[GOAL OF THE EXERCISE] Reproduce all of the data exactly, with no line skipped.

[INPUT FOR THIS TASK]

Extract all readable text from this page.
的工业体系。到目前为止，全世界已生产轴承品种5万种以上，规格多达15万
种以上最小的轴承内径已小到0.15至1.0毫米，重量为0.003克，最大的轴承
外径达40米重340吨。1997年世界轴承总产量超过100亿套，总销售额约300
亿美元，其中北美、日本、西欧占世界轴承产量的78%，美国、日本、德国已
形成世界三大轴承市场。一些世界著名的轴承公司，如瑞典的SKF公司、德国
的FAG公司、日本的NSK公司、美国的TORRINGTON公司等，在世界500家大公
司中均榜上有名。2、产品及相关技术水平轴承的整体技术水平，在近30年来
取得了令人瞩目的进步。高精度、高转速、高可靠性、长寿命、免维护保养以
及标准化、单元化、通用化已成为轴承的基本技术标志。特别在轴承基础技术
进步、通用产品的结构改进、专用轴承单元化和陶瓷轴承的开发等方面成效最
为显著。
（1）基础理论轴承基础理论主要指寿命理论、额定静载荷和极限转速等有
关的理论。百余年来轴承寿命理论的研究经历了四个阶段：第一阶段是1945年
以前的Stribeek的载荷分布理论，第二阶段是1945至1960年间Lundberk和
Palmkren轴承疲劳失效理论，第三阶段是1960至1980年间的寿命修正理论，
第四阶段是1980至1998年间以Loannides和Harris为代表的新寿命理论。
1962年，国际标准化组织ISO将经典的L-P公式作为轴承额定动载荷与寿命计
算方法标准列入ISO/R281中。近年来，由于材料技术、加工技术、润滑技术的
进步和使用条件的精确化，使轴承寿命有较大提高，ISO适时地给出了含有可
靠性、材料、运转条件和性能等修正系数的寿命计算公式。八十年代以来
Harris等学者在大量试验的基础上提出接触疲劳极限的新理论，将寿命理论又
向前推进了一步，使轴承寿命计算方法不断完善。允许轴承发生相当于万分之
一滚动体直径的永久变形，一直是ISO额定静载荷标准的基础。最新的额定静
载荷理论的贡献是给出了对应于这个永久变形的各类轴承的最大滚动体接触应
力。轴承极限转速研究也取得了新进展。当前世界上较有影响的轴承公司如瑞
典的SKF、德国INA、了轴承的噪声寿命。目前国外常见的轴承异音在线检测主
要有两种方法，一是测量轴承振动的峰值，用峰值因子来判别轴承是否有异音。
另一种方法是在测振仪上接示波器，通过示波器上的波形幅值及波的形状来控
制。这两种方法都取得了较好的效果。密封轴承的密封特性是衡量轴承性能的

[SOLUTION TO THIS PROBLEM]
Extract all readable text from this page.
的工业体系。到目前为止，全世界已生产轴承品种5万种以上，规格多达15万
种以上最小的轴承内径已小到0.15至1.0毫米，重量为0.003克，最大的轴承
外径达40米重340吨。1997年世界轴承总产量超过100亿套，总销售额约300
亿美元，其中北美、日本、西欧占世界轴承产量的78%，美国、日本、德国已
形成世界三大轴承市场。一些世界著名的轴承公司，如瑞典的SKF公司、德国
的FAG公司、日本的NSK公司、美国的TORRINGTON公司等，在世界500家大公
司中均榜上有名。2、产品及相关技术水平轴承的整体技术水平，在近30年来
取得了令人瞩目的进步。高精度、高转速、高可靠性、长寿命、免维护保养以
及标准化、单元化、通用化已成为轴承的基本技术标志。特别在轴承基础技术
进步、通用产品的结构改进、专用轴承单元化和陶瓷轴承的开发等方面成效最
为显著。
（1）基础理论轴承基础理论主要指寿命理论、额定静载荷和极限转速等有
关的理论。百余年来轴承寿命理论的研究经历了四个阶段：第一阶段是1945年
以前的Stribeek的载荷分布理论，第二阶段是1945至1960年间Lundberk和
Palmkren轴承疲劳失效理论，第三阶段是1960至1980年间的寿命修正理论，
第四阶段是1980至1998年间以Loannides和Harris为代表的新寿命理论。
1962年，国际标准化组织ISO将经典的L-P公式作为轴承额定动载荷与寿命计
算方法标准列入ISO/R281中。近年来，由于材料技术、加工技术、润滑技术的
进步和使用条件的精确化，使轴承寿命有较大提高，ISO适时地给出了含有可
靠性、材料、运转条件和性能等修正系数的寿命计算公式。八十年代以来
Harris等学者在大量试验的基础上提出接触疲劳极限的新理论，将寿命理论又
向前推进了一步，使轴承寿命计算方法不断完善。允许轴承发生相当于万分之
一滚动体直径的永久变形，一直是ISO额定静载荷标准的基础。最新的额定静
载荷理论的贡献是给出了对应于这个永久变形的各类轴承的最大滚动体接触应
力。轴承极限转速研究也取得了新进展。当前世界上较有影响的轴承公司如瑞
典的SKF、德国INA、了轴承的噪声寿命。目前国外常见的轴承异音在线检测主
要有两种方法，一是测量轴承振动的峰值，用峰值因子来判别轴承是否有异音。
另一种方法是在测振仪上接示波器，通过示波器上的波形幅值及波的形状来控
制。这两种方法都取得了较好的效果。密封轴承的密封特性是衡量轴承性能的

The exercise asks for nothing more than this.